Data |
---------------

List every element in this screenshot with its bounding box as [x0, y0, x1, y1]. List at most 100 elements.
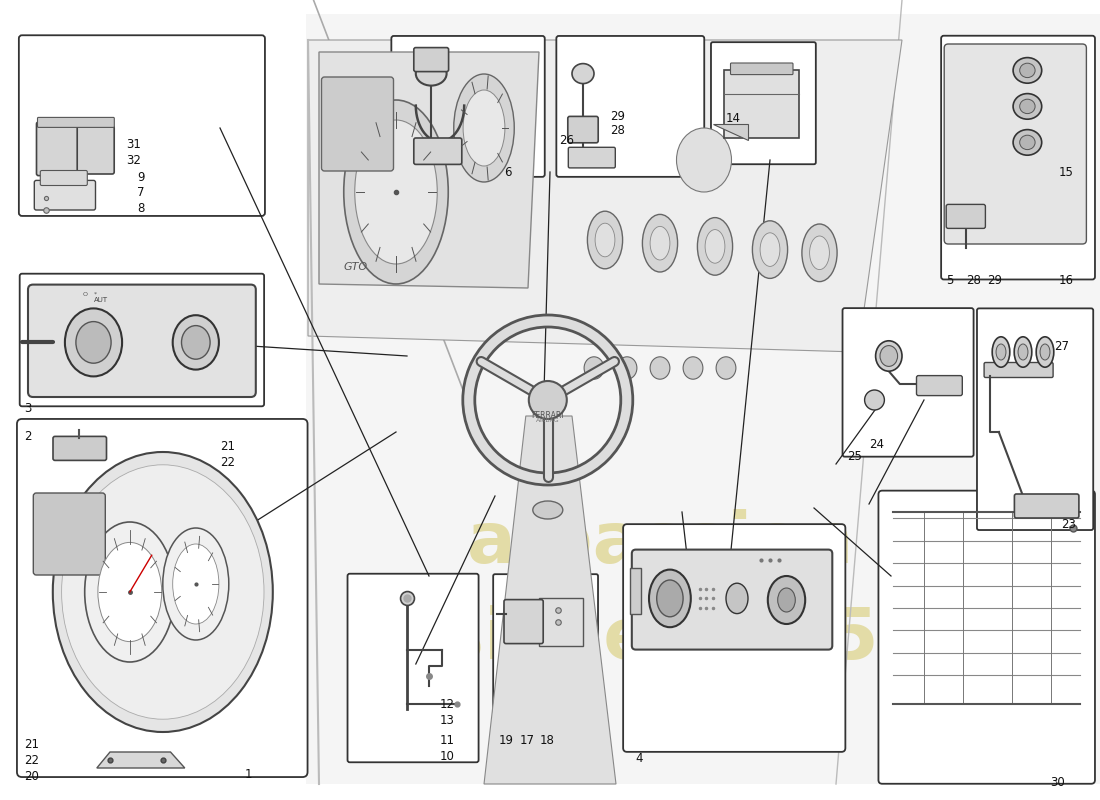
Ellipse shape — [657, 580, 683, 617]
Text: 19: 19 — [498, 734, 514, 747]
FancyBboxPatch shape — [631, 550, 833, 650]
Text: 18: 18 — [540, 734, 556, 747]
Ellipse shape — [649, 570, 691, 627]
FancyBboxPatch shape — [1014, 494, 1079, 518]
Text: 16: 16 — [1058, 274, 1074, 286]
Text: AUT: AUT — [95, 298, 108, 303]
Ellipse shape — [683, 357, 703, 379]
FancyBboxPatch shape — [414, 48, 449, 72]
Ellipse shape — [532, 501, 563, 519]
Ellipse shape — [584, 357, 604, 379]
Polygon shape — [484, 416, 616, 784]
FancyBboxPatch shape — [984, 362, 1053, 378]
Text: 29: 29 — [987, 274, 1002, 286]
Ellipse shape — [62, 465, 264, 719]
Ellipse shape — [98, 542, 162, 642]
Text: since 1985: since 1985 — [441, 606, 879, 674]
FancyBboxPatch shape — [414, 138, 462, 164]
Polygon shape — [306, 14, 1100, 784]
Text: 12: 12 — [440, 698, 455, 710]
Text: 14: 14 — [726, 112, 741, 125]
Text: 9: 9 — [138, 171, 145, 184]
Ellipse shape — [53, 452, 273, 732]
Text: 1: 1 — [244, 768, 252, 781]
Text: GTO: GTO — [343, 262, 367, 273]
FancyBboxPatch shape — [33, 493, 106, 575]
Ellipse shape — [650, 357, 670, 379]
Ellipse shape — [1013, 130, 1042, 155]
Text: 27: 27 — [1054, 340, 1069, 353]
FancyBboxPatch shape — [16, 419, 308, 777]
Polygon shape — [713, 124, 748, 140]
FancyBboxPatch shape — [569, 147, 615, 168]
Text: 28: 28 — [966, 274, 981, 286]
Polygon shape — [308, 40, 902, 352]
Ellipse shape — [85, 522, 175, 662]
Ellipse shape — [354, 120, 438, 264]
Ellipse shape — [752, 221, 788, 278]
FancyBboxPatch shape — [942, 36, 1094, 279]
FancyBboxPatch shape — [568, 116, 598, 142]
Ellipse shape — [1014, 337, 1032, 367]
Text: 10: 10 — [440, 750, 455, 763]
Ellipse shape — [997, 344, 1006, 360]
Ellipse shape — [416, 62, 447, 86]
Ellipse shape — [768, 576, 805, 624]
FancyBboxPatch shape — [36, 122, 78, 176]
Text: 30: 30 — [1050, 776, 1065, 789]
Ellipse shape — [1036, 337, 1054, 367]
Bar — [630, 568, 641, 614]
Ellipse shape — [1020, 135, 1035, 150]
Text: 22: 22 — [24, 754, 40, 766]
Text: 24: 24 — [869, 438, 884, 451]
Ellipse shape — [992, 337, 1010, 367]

---------------

Instructions to follow | Express the stretch of lines from the one containing "Ellipse shape — [657, 580, 683, 617]" through the one containing "Ellipse shape — [650, 357, 670, 379]" as a numbered list, leaving out any blank lines.

Task response |
1. Ellipse shape — [657, 580, 683, 617]
2. Text: 19: 19 — [498, 734, 514, 747]
3. FancyBboxPatch shape — [631, 550, 833, 650]
4. Text: 18: 18 — [540, 734, 556, 747]
5. Ellipse shape — [649, 570, 691, 627]
6. FancyBboxPatch shape — [1014, 494, 1079, 518]
7. Text: 16: 16 — [1058, 274, 1074, 286]
8. Text: AUT: AUT — [95, 298, 108, 303]
9. Ellipse shape — [683, 357, 703, 379]
10. FancyBboxPatch shape — [414, 48, 449, 72]
11. Ellipse shape — [532, 501, 563, 519]
12. Ellipse shape — [584, 357, 604, 379]
13. Polygon shape — [484, 416, 616, 784]
14. FancyBboxPatch shape — [984, 362, 1053, 378]
15. Text: 29: 29 — [987, 274, 1002, 286]
16. Ellipse shape — [62, 465, 264, 719]
17. Ellipse shape — [98, 542, 162, 642]
18. Text: since 1985: since 1985 — [441, 606, 879, 674]
19. FancyBboxPatch shape — [414, 138, 462, 164]
20. Polygon shape — [306, 14, 1100, 784]
21. Text: 12: 12 — [440, 698, 455, 710]
22. Text: 14: 14 — [726, 112, 741, 125]
23. Text: 9: 9 — [138, 171, 145, 184]
24. Ellipse shape — [53, 452, 273, 732]
25. Text: 1: 1 — [244, 768, 252, 781]
26. Text: GTO: GTO — [343, 262, 367, 273]
27. FancyBboxPatch shape — [33, 493, 106, 575]
28. Ellipse shape — [650, 357, 670, 379]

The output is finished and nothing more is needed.